Show all lines of the listing that hold the word "Dupré".

Data excerpts
[start]

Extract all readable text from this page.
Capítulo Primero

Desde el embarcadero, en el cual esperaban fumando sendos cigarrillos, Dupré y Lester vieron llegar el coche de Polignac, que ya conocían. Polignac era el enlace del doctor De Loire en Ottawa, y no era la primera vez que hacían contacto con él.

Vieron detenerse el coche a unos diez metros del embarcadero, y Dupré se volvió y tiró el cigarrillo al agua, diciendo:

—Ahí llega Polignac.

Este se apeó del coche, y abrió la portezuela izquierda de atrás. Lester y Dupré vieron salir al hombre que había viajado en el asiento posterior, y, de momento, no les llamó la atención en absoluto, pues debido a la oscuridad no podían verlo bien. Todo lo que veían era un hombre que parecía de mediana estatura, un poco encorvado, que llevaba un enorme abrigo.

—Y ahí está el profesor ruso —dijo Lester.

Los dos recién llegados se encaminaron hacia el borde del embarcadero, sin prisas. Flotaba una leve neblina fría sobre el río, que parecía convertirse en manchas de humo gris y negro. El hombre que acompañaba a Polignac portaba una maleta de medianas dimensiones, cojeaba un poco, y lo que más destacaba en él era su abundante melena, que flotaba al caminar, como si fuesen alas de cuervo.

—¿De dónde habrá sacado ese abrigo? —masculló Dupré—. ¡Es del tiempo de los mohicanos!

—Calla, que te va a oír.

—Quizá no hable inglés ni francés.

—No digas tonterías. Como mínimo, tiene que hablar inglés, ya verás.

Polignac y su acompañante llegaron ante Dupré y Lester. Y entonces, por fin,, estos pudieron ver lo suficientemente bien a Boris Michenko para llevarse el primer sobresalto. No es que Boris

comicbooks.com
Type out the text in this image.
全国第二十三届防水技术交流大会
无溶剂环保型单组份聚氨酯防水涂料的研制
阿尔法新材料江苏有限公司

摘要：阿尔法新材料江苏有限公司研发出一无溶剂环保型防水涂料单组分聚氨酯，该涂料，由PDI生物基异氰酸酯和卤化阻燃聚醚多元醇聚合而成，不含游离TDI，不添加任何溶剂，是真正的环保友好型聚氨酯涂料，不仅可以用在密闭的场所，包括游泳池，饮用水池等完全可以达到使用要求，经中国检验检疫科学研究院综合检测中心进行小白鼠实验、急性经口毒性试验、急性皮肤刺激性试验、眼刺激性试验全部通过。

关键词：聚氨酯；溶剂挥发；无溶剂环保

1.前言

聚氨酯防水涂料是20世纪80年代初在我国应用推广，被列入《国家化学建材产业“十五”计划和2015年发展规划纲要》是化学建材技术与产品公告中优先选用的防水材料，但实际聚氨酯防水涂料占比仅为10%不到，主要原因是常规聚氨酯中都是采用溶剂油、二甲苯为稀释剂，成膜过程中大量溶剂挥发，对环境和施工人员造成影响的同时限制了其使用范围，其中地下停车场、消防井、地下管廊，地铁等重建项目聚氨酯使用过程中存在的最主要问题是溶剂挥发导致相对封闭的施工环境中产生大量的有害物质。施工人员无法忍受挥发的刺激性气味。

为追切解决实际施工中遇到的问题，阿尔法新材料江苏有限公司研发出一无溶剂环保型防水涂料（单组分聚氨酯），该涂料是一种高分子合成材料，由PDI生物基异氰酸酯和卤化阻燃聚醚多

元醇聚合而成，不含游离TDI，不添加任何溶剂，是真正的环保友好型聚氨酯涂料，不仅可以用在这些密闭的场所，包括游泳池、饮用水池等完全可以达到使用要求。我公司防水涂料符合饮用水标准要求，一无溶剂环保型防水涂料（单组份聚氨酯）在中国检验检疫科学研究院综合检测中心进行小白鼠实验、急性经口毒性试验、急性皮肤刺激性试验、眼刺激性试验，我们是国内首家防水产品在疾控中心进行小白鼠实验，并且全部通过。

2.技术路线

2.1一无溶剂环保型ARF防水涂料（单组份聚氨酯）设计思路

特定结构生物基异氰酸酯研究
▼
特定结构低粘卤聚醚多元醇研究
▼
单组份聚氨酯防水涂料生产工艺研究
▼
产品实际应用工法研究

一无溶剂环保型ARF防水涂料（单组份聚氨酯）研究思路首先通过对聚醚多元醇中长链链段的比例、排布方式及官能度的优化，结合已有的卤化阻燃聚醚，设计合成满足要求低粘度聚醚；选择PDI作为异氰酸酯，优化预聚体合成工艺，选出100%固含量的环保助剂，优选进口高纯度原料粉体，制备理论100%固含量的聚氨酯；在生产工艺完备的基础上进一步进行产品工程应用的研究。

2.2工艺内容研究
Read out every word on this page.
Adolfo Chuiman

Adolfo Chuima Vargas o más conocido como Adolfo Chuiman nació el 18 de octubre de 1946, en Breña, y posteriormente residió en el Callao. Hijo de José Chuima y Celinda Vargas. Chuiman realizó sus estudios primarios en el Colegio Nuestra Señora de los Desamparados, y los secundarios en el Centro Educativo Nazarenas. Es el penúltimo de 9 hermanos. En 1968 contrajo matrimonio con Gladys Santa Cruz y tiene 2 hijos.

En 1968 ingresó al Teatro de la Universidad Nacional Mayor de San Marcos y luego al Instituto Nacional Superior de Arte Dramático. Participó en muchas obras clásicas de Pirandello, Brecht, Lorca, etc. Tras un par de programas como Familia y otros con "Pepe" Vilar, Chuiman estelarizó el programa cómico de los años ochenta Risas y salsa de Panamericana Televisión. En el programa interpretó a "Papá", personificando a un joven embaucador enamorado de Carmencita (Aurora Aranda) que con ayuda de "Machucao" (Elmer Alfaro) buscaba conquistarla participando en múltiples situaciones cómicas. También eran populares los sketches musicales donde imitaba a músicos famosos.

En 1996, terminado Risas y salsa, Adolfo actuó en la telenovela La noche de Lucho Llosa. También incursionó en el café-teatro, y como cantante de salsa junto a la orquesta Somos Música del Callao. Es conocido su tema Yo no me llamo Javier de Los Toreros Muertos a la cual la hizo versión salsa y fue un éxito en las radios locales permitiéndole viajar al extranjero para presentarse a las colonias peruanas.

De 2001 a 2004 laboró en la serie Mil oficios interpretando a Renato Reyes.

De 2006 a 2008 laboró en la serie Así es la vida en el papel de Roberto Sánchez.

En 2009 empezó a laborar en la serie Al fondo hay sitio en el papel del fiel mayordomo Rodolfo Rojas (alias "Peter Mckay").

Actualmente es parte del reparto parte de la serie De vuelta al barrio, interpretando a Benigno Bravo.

[end]

- **Output of the exercise**
Desde el embarcadero, en el cual esperaban fumando sendos cigarrillos, Dupré y Lester vieron llegar el coche de Polignac, que ya conocían. Polignac era el enlace del doctor De Loire en Ottawa, y no era la primera vez que hacían contacto con él.
Vieron detenerse el coche a unos diez metros del embarcadero, y Dupré se volvió y tiró el cigarrillo al agua, diciendo:
Este se apeó del coche, y abrió la portezuela izquierda de atrás. Lester y Dupré vieron salir al hombre que había viajado en el asiento posterior, y, de momento, no les llamó la atención en absoluto, pues debido a la oscuridad no podían verlo bien. Todo lo que veían era un hombre que parecía de mediana estatura, un poco encorvado, que llevaba un enorme abrigo.
—¿De dónde habrá sacado ese abrigo? —masculló Dupré—. ¡Es del tiempo de los mohicanos!
Polignac y su acompañante llegaron ante Dupré y Lester. Y entonces, por fin,, estos pudieron ver lo suficientemente bien a Boris Michenko para llevarse el primer sobresalto. No es que Boris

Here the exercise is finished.